Short problem -
Locate each line with the string "this" in the listing below and copy it.

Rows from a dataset
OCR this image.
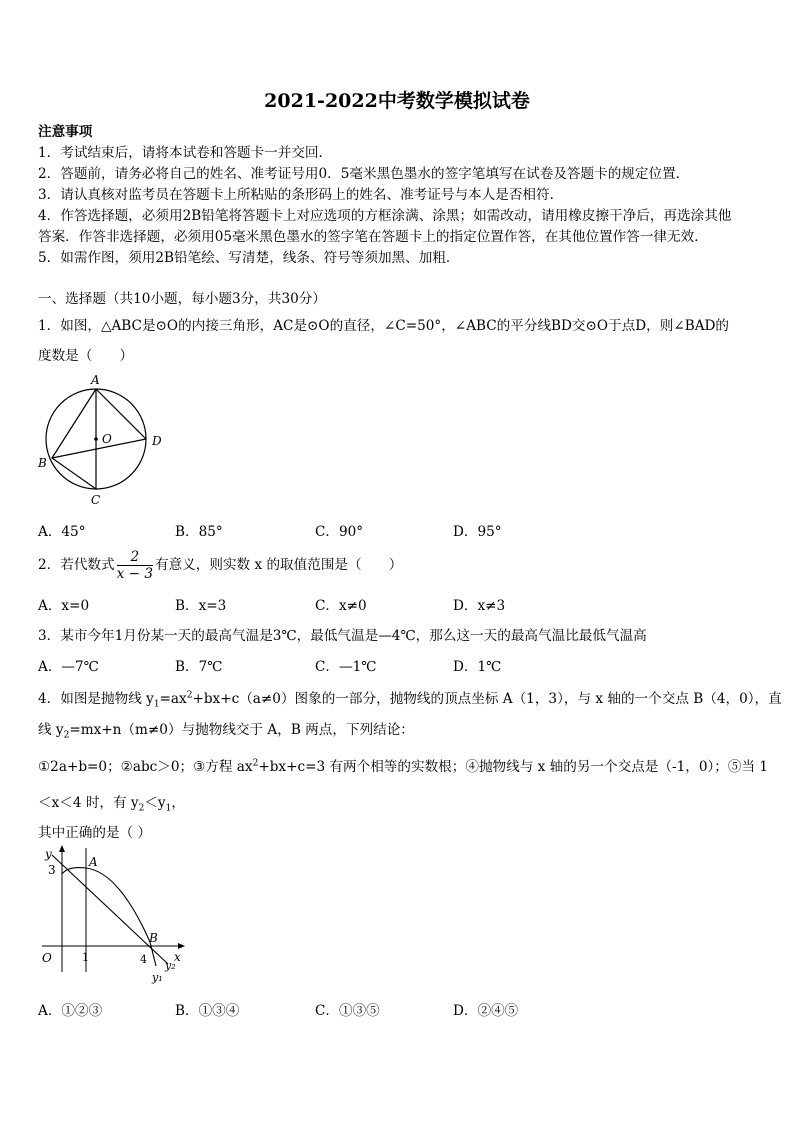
2021-2022中考数学模拟试卷
注意事项
1．考试结束后，请将本试卷和答题卡一并交回．
2．答题前，请务必将自己的姓名、准考证号用0．5毫米黑色墨水的签字笔填写在试卷及答题卡的规定位置．
3．请认真核对监考员在答题卡上所粘贴的条形码上的姓名、准考证号与本人是否相符．
4．作答选择题，必须用2B铅笔将答题卡上对应选项的方框涂满、涂黑；如需改动，请用橡皮擦干净后，再选涂其他
答案．作答非选择题，必须用05毫米黑色墨水的签字笔在答题卡上的指定位置作答，在其他位置作答一律无效．
5．如需作图，须用2B铅笔绘、写清楚，线条、符号等须加黑、加粗．
一、选择题（共10小题，每小题3分，共30分）
1．如图，△ABC是⊙O的内接三角形，AC是⊙O的直径，∠C=50°，∠ABC的平分线BD交⊙O于点D，则∠BAD的
度数是（　　）
A
O	D
B
C
A．45°	B．85°	C．90°	D．95°
2．若代数式 $\frac{2}{x - 3}$ 有意义，则实数 x 的取值范围是（　　）
A．x=0	B．x=3	C．x≠0	D．x≠3
3．某市今年1月份某一天的最高气温是3℃，最低气温是—4℃，那么这一天的最高气温比最低气温高
A．—7℃	B．7℃	C．—1℃	D．1℃
4．如图是抛物线 $y_1=ax^2+bx+c(a\ne 0)$图象的一部分，抛物线的顶点坐标 A（1，3），与 x 轴的一个交点 B（4，0），直
线 $y_2=mx+n(m\ne 0)$与抛物线交于 A，B 两点，下列结论：
①2a+b=0；②abc＞0；③方程 $ax^2+bx+c=3$ 有两个相等的实数根；④抛物线与 x 轴的另一个交点是（-1，0）；⑤当 1
＜x＜4 时，有 $y_2<y_1$，
其中正确的是（ ）
y
x
O
3
1	4
A
B
y₂
y₁
A．①②③	B．①③④	C．①③⑤	D．②④⑤
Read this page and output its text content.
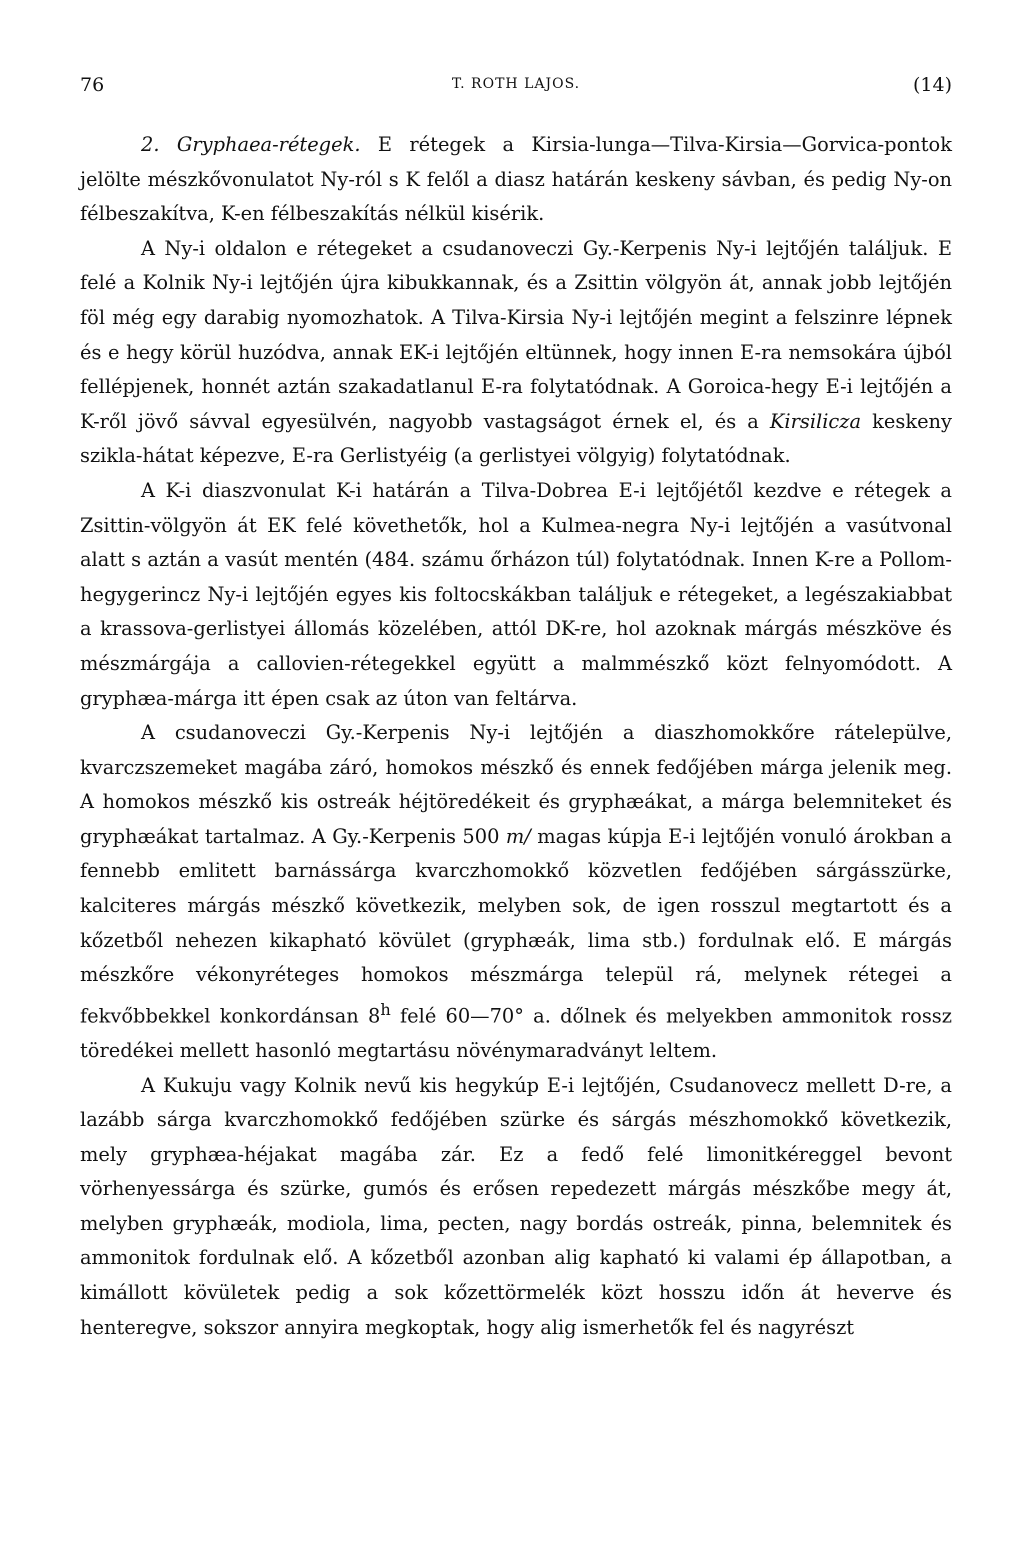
76	T. ROTH LAJOS.	(14)

2. Gryphaea-rétegek. E rétegek a Kirsia-lunga—Tilva-Kirsia—Gorvica-pontok jelölte mészkővonulatot Ny-ról s K felől a diasz határán keskeny sávban, és pedig Ny-on félbeszakítva, K-en félbeszakítás nélkül kisérik.

A Ny-i oldalon e rétegeket a csudanoveczi Gy.-Kerpenis Ny-i lejtőjén találjuk. E felé a Kolnik Ny-i lejtőjén újra kibukkannak, és a Zsittin völgyön át, annak jobb lejtőjén föl még egy darabig nyomozhatok. A Tilva-Kirsia Ny-i lejtőjén megint a felszinre lépnek és e hegy körül huzódva, annak EK-i lejtőjén eltünnek, hogy innen E-ra nemsokára újból fellépjenek, honnét aztán szakadatlanul E-ra folytatódnak. A Goroica-hegy E-i lejtőjén a K-ről jövő sávval egyesülvén, nagyobb vastagságot érnek el, és a Kirsilicza keskeny szikla-hátat képezve, E-ra Gerlistyéig (a gerlistyei völgyig) folytatódnak.

A K-i diaszvonulat K-i határán a Tilva-Dobrea E-i lejtőjétől kezdve e rétegek a Zsittin-völgyön át EK felé követhetők, hol a Kulmea-negra Ny-i lejtőjén a vasútvonal alatt s aztán a vasút mentén (484. számu őrházon túl) folytatódnak. Innen K-re a Pollom-hegygerincz Ny-i lejtőjén egyes kis foltocskákban találjuk e rétegeket, a legészakiabbat a krassova-gerlistyei állomás közelében, attól DK-re, hol azoknak márgás mészköve és mészmárgája a callovien-rétegekkel együtt a malmmészkő közt felnyomódott. A gryphæa-márga itt épen csak az úton van feltárva.

A csudanoveczi Gy.-Kerpenis Ny-i lejtőjén a diaszhomokkőre rátelepülve, kvarczszemeket magába záró, homokos mészkő és ennek fedőjében márga jelenik meg. A homokos mészkő kis ostreák héjtöredékeit és gryphæákat, a márga belemniteket és gryphæákat tartalmaz. A Gy.-Kerpenis 500 m/ magas kúpja E-i lejtőjén vonuló árokban a fennebb emlitett barnássárga kvarczhomokkő közvetlen fedőjében sárgásszürke, kalciteres márgás mészkő következik, melyben sok, de igen rosszul megtartott és a kőzetből nehezen kikapható kövület (gryphæák, lima stb.) fordulnak elő. E márgás mészkőre vékonyréteges homokos mészmárga települ rá, melynek rétegei a fekvőbbekkel konkordánsan 8$^h$ felé 60—70° a. dőlnek és melyekben ammonitok rossz töredékei mellett hasonló megtartásu növénymaradványt leltem.

A Kukuju vagy Kolnik nevű kis hegykúp E-i lejtőjén, Csudanovecz mellett D-re, a lazább sárga kvarczhomokkő fedőjében szürke és sárgás mészhomokkő következik, mely gryphæa-héjakat magába zár. Ez a fedő felé limonitkéreggel bevont vörhenyessárga és szürke, gumós és erősen repedezett márgás mészkőbe megy át, melyben gryphæák, modiola, lima, pecten, nagy bordás ostreák, pinna, belemnitek és ammonitok fordulnak elő. A kőzetből azonban alig kapható ki valami ép állapotban, a kimállott kövületek pedig a sok kőzettörmelék közt hosszu időn át heverve és henteregve, sokszor annyira megkoptak, hogy alig ismerhetők fel és nagyrészt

Response to the task -
OCR this image.
Read this page and output its text content.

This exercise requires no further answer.